═══ Exercise input
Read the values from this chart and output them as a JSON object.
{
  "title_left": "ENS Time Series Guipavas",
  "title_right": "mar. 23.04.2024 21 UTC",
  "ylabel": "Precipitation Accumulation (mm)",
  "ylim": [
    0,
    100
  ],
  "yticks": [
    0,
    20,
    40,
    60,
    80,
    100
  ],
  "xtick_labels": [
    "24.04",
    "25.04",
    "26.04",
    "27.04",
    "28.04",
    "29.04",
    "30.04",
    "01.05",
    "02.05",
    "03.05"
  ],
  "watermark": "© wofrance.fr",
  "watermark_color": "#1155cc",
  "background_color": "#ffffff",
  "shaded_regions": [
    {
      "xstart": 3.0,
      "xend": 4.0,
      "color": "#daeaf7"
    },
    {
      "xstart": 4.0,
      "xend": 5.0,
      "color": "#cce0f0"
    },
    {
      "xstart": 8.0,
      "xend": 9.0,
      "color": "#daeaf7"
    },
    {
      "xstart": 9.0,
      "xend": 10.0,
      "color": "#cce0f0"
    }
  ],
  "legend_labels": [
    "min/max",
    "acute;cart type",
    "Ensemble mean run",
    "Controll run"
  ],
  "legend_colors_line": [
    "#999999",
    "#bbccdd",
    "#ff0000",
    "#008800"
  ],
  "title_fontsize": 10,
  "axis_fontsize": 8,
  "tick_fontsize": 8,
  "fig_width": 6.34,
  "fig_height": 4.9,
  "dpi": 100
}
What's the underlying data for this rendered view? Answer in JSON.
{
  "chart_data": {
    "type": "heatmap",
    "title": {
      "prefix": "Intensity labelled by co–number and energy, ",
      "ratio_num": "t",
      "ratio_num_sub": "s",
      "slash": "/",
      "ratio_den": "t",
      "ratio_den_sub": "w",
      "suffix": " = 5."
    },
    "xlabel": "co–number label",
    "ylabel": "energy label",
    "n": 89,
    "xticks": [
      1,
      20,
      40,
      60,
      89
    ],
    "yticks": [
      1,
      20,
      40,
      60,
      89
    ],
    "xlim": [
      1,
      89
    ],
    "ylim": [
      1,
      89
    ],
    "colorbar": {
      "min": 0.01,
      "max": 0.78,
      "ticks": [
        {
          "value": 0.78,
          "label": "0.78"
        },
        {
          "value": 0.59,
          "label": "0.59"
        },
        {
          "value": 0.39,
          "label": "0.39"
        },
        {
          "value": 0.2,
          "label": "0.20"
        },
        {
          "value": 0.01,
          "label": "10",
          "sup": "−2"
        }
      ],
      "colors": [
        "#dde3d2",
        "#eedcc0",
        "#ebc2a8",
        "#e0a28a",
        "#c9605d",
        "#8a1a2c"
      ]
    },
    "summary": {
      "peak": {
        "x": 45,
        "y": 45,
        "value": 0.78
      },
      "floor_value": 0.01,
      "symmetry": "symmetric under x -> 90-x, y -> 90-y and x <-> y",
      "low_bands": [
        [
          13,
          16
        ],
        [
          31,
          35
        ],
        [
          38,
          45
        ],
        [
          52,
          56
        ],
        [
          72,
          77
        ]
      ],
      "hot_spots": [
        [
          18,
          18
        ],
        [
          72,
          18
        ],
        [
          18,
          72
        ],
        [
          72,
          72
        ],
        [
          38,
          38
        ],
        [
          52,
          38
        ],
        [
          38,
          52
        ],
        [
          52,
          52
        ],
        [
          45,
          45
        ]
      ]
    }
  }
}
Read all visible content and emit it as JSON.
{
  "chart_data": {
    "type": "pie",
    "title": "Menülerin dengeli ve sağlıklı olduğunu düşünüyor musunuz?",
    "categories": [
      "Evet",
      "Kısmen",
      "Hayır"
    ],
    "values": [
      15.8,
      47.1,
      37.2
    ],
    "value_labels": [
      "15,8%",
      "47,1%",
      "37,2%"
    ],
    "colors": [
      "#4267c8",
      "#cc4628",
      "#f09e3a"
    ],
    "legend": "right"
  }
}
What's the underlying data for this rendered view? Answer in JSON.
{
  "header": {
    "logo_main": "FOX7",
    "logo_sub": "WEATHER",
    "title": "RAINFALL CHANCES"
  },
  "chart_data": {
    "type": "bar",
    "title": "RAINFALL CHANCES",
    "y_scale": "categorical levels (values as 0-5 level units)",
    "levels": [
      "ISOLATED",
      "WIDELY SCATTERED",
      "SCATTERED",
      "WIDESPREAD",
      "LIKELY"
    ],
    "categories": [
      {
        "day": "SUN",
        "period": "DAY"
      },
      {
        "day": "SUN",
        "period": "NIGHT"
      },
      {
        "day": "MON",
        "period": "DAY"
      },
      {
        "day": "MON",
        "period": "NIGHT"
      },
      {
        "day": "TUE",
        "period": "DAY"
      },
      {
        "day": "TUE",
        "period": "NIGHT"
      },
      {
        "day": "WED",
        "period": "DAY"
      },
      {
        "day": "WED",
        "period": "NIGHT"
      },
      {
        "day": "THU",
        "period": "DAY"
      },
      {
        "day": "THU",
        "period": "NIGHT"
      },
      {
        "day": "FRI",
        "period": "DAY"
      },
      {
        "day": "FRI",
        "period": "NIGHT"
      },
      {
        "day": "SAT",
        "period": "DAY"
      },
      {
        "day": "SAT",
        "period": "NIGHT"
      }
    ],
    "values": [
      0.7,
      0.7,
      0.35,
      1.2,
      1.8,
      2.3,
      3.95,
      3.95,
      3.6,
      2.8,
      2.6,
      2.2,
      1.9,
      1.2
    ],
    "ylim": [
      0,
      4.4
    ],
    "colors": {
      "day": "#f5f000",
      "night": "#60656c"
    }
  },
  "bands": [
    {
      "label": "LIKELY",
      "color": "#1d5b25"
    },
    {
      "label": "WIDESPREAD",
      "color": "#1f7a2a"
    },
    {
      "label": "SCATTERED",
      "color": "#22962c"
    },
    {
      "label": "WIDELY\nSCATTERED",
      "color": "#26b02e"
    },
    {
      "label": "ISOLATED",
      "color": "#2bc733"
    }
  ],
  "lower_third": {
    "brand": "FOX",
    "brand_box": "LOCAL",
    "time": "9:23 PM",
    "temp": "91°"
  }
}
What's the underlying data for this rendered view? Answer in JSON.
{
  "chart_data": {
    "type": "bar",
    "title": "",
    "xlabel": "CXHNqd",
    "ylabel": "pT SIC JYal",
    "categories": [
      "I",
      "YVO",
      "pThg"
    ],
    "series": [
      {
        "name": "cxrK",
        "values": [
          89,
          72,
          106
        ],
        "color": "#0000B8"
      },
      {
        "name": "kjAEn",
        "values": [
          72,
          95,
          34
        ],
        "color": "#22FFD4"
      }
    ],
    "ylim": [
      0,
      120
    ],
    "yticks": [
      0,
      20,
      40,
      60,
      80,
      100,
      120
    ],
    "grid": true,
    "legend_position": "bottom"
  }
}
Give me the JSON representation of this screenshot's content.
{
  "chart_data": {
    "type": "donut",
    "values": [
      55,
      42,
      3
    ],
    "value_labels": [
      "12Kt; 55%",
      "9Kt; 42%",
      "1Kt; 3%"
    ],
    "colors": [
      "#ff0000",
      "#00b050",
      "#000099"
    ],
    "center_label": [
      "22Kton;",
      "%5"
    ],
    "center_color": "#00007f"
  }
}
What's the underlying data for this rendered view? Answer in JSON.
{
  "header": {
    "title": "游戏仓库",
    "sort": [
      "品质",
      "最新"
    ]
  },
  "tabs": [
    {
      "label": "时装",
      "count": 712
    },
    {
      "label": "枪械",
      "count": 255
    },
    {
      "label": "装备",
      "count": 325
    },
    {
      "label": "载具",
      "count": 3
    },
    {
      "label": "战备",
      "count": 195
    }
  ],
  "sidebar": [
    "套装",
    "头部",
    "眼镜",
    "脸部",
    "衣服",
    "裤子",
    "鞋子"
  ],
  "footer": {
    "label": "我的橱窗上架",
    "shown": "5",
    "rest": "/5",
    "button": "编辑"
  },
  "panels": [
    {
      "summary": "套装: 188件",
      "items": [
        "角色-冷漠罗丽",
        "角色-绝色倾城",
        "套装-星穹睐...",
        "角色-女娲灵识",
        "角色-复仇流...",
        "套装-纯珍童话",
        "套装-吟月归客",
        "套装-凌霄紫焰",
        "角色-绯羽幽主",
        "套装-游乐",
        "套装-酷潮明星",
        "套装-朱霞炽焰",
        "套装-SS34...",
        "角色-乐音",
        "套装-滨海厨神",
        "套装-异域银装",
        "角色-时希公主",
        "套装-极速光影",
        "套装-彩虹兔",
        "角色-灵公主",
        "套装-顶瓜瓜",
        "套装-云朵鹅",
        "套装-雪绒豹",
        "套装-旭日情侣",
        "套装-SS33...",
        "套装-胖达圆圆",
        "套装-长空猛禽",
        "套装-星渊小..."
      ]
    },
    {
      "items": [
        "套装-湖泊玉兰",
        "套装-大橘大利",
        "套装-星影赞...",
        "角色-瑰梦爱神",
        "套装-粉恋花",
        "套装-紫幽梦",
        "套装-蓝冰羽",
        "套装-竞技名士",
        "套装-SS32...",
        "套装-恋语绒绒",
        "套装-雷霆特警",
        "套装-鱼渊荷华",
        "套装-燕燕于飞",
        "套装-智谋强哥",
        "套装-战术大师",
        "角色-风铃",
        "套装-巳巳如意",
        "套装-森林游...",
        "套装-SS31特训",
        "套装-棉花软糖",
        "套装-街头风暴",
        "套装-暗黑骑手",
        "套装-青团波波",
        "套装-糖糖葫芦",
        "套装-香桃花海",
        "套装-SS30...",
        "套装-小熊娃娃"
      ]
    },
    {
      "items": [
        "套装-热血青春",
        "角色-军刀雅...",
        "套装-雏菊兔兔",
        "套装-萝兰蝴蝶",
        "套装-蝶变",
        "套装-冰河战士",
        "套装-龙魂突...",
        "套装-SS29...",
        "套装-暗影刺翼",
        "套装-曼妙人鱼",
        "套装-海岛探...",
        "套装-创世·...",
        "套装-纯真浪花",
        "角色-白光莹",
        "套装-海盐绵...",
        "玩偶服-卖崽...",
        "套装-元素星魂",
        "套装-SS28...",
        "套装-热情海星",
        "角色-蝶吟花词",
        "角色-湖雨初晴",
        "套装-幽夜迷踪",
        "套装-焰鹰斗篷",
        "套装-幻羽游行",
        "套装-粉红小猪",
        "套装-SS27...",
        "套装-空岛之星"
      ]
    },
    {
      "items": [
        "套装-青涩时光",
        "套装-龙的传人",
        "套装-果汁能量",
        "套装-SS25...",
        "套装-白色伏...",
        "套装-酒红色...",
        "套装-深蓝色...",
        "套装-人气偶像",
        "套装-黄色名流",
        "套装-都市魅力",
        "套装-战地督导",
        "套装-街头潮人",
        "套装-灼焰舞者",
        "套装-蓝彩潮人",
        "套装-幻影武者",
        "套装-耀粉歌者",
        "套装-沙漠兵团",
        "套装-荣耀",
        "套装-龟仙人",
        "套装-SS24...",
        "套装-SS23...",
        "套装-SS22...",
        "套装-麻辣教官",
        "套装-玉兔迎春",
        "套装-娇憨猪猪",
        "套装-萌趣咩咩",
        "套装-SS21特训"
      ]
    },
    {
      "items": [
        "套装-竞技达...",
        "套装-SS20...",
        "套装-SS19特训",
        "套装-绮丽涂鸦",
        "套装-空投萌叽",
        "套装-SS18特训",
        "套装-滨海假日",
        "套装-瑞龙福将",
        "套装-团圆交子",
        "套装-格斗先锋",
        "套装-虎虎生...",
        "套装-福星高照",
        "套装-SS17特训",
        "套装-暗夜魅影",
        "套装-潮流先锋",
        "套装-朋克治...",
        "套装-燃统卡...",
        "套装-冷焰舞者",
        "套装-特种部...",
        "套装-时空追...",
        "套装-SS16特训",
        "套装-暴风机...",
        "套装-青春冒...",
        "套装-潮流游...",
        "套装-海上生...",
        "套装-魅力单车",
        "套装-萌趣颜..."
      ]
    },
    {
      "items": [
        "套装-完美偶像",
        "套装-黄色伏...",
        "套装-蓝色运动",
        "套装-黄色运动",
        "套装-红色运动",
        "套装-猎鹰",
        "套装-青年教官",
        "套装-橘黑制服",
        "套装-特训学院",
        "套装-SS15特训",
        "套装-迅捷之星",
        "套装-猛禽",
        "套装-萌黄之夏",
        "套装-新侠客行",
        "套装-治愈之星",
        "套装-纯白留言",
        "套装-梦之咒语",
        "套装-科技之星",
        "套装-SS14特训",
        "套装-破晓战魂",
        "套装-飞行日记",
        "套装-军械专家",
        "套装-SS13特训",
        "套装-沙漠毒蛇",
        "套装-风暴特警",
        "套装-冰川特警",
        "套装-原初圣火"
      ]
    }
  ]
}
══════
- _What needs to be done_: Copy every line of the listing where the word "WIDELY" appears.

- _Result of this exercise_:
      "WIDELY SCATTERED",
      "label": "WIDELY\nSCATTERED",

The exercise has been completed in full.